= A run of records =
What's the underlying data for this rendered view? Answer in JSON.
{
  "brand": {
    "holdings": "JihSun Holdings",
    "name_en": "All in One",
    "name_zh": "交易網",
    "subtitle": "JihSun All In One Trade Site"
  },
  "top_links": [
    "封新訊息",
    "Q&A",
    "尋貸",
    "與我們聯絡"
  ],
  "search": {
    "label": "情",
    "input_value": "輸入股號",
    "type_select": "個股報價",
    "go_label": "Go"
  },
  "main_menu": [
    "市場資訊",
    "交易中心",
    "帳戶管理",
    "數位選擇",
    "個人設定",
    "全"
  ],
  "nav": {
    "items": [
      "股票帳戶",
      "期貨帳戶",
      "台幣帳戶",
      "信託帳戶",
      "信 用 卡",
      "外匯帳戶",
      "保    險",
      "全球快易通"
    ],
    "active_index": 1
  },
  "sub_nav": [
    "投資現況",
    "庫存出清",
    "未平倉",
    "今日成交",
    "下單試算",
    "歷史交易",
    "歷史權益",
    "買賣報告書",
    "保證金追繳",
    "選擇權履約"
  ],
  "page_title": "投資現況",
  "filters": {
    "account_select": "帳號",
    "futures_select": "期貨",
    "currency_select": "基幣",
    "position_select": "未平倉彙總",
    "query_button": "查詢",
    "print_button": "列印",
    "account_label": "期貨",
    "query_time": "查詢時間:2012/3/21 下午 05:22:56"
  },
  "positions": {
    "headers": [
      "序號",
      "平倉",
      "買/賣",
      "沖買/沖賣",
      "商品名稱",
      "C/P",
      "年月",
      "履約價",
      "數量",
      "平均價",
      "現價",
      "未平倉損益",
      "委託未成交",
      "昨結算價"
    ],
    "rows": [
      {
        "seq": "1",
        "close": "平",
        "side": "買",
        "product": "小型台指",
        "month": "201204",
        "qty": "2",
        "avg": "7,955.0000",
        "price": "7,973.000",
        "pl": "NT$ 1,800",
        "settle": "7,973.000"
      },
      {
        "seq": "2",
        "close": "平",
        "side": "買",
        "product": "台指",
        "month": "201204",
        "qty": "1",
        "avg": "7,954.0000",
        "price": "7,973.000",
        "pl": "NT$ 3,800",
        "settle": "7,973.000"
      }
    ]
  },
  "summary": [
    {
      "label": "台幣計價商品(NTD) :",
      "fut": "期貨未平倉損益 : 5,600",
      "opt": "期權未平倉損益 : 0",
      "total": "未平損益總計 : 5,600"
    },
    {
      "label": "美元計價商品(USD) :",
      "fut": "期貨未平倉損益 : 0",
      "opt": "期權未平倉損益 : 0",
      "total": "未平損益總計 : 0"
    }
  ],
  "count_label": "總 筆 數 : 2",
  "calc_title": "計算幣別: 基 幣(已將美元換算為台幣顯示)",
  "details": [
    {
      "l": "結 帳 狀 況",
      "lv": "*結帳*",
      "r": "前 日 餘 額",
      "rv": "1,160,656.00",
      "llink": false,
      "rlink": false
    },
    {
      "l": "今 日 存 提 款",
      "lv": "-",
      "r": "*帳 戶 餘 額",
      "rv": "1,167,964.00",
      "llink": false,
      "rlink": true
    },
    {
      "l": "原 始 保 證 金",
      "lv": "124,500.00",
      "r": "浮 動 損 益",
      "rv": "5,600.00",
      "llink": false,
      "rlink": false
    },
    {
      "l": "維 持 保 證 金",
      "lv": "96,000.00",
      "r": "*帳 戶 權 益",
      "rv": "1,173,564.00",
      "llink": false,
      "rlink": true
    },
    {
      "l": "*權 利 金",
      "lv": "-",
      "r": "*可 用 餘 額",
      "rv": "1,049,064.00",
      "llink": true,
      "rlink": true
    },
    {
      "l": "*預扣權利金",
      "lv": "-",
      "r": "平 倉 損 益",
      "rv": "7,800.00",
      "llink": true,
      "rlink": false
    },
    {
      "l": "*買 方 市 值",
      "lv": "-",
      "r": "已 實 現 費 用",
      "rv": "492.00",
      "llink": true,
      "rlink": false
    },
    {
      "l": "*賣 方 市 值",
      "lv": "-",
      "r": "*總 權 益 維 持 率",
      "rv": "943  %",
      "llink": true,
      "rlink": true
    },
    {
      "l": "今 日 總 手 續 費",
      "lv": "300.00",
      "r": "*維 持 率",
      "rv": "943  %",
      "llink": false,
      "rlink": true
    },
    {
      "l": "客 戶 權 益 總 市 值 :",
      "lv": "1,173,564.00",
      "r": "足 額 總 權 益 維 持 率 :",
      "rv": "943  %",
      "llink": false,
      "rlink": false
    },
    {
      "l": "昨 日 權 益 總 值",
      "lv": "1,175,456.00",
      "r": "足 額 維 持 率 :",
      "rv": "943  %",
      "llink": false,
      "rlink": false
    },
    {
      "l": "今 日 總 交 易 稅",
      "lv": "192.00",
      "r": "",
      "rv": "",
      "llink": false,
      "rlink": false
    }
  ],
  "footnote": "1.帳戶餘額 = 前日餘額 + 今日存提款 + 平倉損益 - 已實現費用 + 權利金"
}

= DESCRIPTION OF THE TASK =
Could you quote the material above in full, exactly as it stands?

= COMPLETED EXERCISE =
What's the underlying data for this rendered view? Answer in JSON.
{
  "brand": {
    "holdings": "JihSun Holdings",
    "name_en": "All in One",
    "name_zh": "交易網",
    "subtitle": "JihSun All In One Trade Site"
  },
  "top_links": [
    "封新訊息",
    "Q&A",
    "尋貸",
    "與我們聯絡"
  ],
  "search": {
    "label": "情",
    "input_value": "輸入股號",
    "type_select": "個股報價",
    "go_label": "Go"
  },
  "main_menu": [
    "市場資訊",
    "交易中心",
    "帳戶管理",
    "數位選擇",
    "個人設定",
    "全"
  ],
  "nav": {
    "items": [
      "股票帳戶",
      "期貨帳戶",
      "台幣帳戶",
      "信託帳戶",
      "信 用 卡",
      "外匯帳戶",
      "保    險",
      "全球快易通"
    ],
    "active_index": 1
  },
  "sub_nav": [
    "投資現況",
    "庫存出清",
    "未平倉",
    "今日成交",
    "下單試算",
    "歷史交易",
    "歷史權益",
    "買賣報告書",
    "保證金追繳",
    "選擇權履約"
  ],
  "page_title": "投資現況",
  "filters": {
    "account_select": "帳號",
    "futures_select": "期貨",
    "currency_select": "基幣",
    "position_select": "未平倉彙總",
    "query_button": "查詢",
    "print_button": "列印",
    "account_label": "期貨",
    "query_time": "查詢時間:2012/3/21 下午 05:22:56"
  },
  "positions": {
    "headers": [
      "序號",
      "平倉",
      "買/賣",
      "沖買/沖賣",
      "商品名稱",
      "C/P",
      "年月",
      "履約價",
      "數量",
      "平均價",
      "現價",
      "未平倉損益",
      "委託未成交",
      "昨結算價"
    ],
    "rows": [
      {
        "seq": "1",
        "close": "平",
        "side": "買",
        "product": "小型台指",
        "month": "201204",
        "qty": "2",
        "avg": "7,955.0000",
        "price": "7,973.000",
        "pl": "NT$ 1,800",
        "settle": "7,973.000"
      },
      {
        "seq": "2",
        "close": "平",
        "side": "買",
        "product": "台指",
        "month": "201204",
        "qty": "1",
        "avg": "7,954.0000",
        "price": "7,973.000",
        "pl": "NT$ 3,800",
        "settle": "7,973.000"
      }
    ]
  },
  "summary": [
    {
      "label": "台幣計價商品(NTD) :",
      "fut": "期貨未平倉損益 : 5,600",
      "opt": "期權未平倉損益 : 0",
      "total": "未平損益總計 : 5,600"
    },
    {
      "label": "美元計價商品(USD) :",
      "fut": "期貨未平倉損益 : 0",
      "opt": "期權未平倉損益 : 0",
      "total": "未平損益總計 : 0"
    }
  ],
  "count_label": "總 筆 數 : 2",
  "calc_title": "計算幣別: 基 幣(已將美元換算為台幣顯示)",
  "details": [
    {
      "l": "結 帳 狀 況",
      "lv": "*結帳*",
      "r": "前 日 餘 額",
      "rv": "1,160,656.00",
      "llink": false,
      "rlink": false
    },
    {
      "l": "今 日 存 提 款",
      "lv": "-",
      "r": "*帳 戶 餘 額",
      "rv": "1,167,964.00",
      "llink": false,
      "rlink": true
    },
    {
      "l": "原 始 保 證 金",
      "lv": "124,500.00",
      "r": "浮 動 損 益",
      "rv": "5,600.00",
      "llink": false,
      "rlink": false
    },
    {
      "l": "維 持 保 證 金",
      "lv": "96,000.00",
      "r": "*帳 戶 權 益",
      "rv": "1,173,564.00",
      "llink": false,
      "rlink": true
    },
    {
      "l": "*權 利 金",
      "lv": "-",
      "r": "*可 用 餘 額",
      "rv": "1,049,064.00",
      "llink": true,
      "rlink": true
    },
    {
      "l": "*預扣權利金",
      "lv": "-",
      "r": "平 倉 損 益",
      "rv": "7,800.00",
      "llink": true,
      "rlink": false
    },
    {
      "l": "*買 方 市 值",
      "lv": "-",
      "r": "已 實 現 費 用",
      "rv": "492.00",
      "llink": true,
      "rlink": false
    },
    {
      "l": "*賣 方 市 值",
      "lv": "-",
      "r": "*總 權 益 維 持 率",
      "rv": "943  %",
      "llink": true,
      "rlink": true
    },
    {
      "l": "今 日 總 手 續 費",
      "lv": "300.00",
      "r": "*維 持 率",
      "rv": "943  %",
      "llink": false,
      "rlink": true
    },
    {
      "l": "客 戶 權 益 總 市 值 :",
      "lv": "1,173,564.00",
      "r": "足 額 總 權 益 維 持 率 :",
      "rv": "943  %",
      "llink": false,
      "rlink": false
    },
    {
      "l": "昨 日 權 益 總 值",
      "lv": "1,175,456.00",
      "r": "足 額 維 持 率 :",
      "rv": "943  %",
      "llink": false,
      "rlink": false
    },
    {
      "l": "今 日 總 交 易 稅",
      "lv": "192.00",
      "r": "",
      "rv": "",
      "llink": false,
      "rlink": false
    }
  ],
  "footnote": "1.帳戶餘額 = 前日餘額 + 今日存提款 + 平倉損益 - 已實現費用 + 權利金"
}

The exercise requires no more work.